Each entry below is to be printed verbatim.

-- BEGIN --

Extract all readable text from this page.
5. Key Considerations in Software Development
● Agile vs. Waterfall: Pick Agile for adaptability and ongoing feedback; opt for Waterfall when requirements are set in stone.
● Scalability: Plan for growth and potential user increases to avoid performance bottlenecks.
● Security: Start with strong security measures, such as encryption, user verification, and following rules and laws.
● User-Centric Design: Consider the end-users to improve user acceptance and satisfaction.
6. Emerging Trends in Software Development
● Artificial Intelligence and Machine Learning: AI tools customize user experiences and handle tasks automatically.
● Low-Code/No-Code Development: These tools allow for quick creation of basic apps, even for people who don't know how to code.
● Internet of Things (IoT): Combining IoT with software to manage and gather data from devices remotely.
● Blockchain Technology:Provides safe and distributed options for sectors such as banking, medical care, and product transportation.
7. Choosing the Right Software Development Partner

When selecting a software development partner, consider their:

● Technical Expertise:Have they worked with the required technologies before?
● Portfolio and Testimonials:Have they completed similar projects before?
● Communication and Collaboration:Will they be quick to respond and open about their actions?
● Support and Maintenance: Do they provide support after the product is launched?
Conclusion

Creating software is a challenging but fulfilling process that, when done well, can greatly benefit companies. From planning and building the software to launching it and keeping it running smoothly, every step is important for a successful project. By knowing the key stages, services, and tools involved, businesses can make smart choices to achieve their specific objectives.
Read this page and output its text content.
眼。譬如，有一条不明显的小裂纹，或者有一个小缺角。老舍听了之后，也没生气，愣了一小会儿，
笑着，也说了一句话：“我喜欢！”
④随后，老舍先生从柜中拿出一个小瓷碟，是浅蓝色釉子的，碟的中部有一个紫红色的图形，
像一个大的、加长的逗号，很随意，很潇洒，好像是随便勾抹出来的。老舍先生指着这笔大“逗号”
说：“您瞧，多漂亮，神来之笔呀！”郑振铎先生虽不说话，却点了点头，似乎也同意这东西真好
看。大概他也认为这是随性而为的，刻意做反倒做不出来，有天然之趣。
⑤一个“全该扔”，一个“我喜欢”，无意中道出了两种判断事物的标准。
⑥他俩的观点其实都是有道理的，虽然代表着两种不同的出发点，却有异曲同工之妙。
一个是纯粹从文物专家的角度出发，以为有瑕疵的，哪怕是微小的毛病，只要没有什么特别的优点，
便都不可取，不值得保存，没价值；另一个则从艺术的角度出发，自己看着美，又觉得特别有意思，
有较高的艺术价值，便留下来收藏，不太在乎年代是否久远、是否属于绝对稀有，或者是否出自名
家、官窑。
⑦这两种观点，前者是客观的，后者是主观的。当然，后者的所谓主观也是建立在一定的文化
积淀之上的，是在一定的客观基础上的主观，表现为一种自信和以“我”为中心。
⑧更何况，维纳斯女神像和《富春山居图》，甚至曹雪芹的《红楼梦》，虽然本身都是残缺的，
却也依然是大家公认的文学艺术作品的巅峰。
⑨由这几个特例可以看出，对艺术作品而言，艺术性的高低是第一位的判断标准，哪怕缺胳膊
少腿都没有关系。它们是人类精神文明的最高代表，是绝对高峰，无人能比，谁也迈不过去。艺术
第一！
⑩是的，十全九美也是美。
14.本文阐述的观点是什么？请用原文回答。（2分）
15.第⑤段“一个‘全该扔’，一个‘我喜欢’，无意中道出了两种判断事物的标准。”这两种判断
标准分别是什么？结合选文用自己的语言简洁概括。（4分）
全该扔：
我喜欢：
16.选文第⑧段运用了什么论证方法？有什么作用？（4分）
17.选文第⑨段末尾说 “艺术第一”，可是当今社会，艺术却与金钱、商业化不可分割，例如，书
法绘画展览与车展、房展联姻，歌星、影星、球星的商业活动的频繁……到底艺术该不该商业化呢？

-- END --

__FINISHED TASK__.
Extract all readable text from this page.
5. Key Considerations in Software Development
● Agile vs. Waterfall: Pick Agile for adaptability and ongoing feedback; opt for Waterfall when requirements are set in stone.
● Scalability: Plan for growth and potential user increases to avoid performance bottlenecks.
● Security: Start with strong security measures, such as encryption, user verification, and following rules and laws.
● User-Centric Design: Consider the end-users to improve user acceptance and satisfaction.
6. Emerging Trends in Software Development
● Artificial Intelligence and Machine Learning: AI tools customize user experiences and handle tasks automatically.
● Low-Code/No-Code Development: These tools allow for quick creation of basic apps, even for people who don't know how to code.
● Internet of Things (IoT): Combining IoT with software to manage and gather data from devices remotely.
● Blockchain Technology:Provides safe and distributed options for sectors such as banking, medical care, and product transportation.
7. Choosing the Right Software Development Partner

When selecting a software development partner, consider their:

● Technical Expertise:Have they worked with the required technologies before?
● Portfolio and Testimonials:Have they completed similar projects before?
● Communication and Collaboration:Will they be quick to respond and open about their actions?
● Support and Maintenance: Do they provide support after the product is launched?
Conclusion

Creating software is a challenging but fulfilling process that, when done well, can greatly benefit companies. From planning and building the software to launching it and keeping it running smoothly, every step is important for a successful project. By knowing the key stages, services, and tools involved, businesses can make smart choices to achieve their specific objectives.
Read this page and output its text content.
眼。譬如，有一条不明显的小裂纹，或者有一个小缺角。老舍听了之后，也没生气，愣了一小会儿，
笑着，也说了一句话：“我喜欢！”
④随后，老舍先生从柜中拿出一个小瓷碟，是浅蓝色釉子的，碟的中部有一个紫红色的图形，
像一个大的、加长的逗号，很随意，很潇洒，好像是随便勾抹出来的。老舍先生指着这笔大“逗号”
说：“您瞧，多漂亮，神来之笔呀！”郑振铎先生虽不说话，却点了点头，似乎也同意这东西真好
看。大概他也认为这是随性而为的，刻意做反倒做不出来，有天然之趣。
⑤一个“全该扔”，一个“我喜欢”，无意中道出了两种判断事物的标准。
⑥他俩的观点其实都是有道理的，虽然代表着两种不同的出发点，却有异曲同工之妙。
一个是纯粹从文物专家的角度出发，以为有瑕疵的，哪怕是微小的毛病，只要没有什么特别的优点，
便都不可取，不值得保存，没价值；另一个则从艺术的角度出发，自己看着美，又觉得特别有意思，
有较高的艺术价值，便留下来收藏，不太在乎年代是否久远、是否属于绝对稀有，或者是否出自名
家、官窑。
⑦这两种观点，前者是客观的，后者是主观的。当然，后者的所谓主观也是建立在一定的文化
积淀之上的，是在一定的客观基础上的主观，表现为一种自信和以“我”为中心。
⑧更何况，维纳斯女神像和《富春山居图》，甚至曹雪芹的《红楼梦》，虽然本身都是残缺的，
却也依然是大家公认的文学艺术作品的巅峰。
⑨由这几个特例可以看出，对艺术作品而言，艺术性的高低是第一位的判断标准，哪怕缺胳膊
少腿都没有关系。它们是人类精神文明的最高代表，是绝对高峰，无人能比，谁也迈不过去。艺术
第一！
⑩是的，十全九美也是美。
14.本文阐述的观点是什么？请用原文回答。（2分）
15.第⑤段“一个‘全该扔’，一个‘我喜欢’，无意中道出了两种判断事物的标准。”这两种判断
标准分别是什么？结合选文用自己的语言简洁概括。（4分）
全该扔：
我喜欢：
16.选文第⑧段运用了什么论证方法？有什么作用？（4分）
17.选文第⑨段末尾说 “艺术第一”，可是当今社会，艺术却与金钱、商业化不可分割，例如，书
法绘画展览与车展、房展联姻，歌星、影星、球星的商业活动的频繁……到底艺术该不该商业化呢？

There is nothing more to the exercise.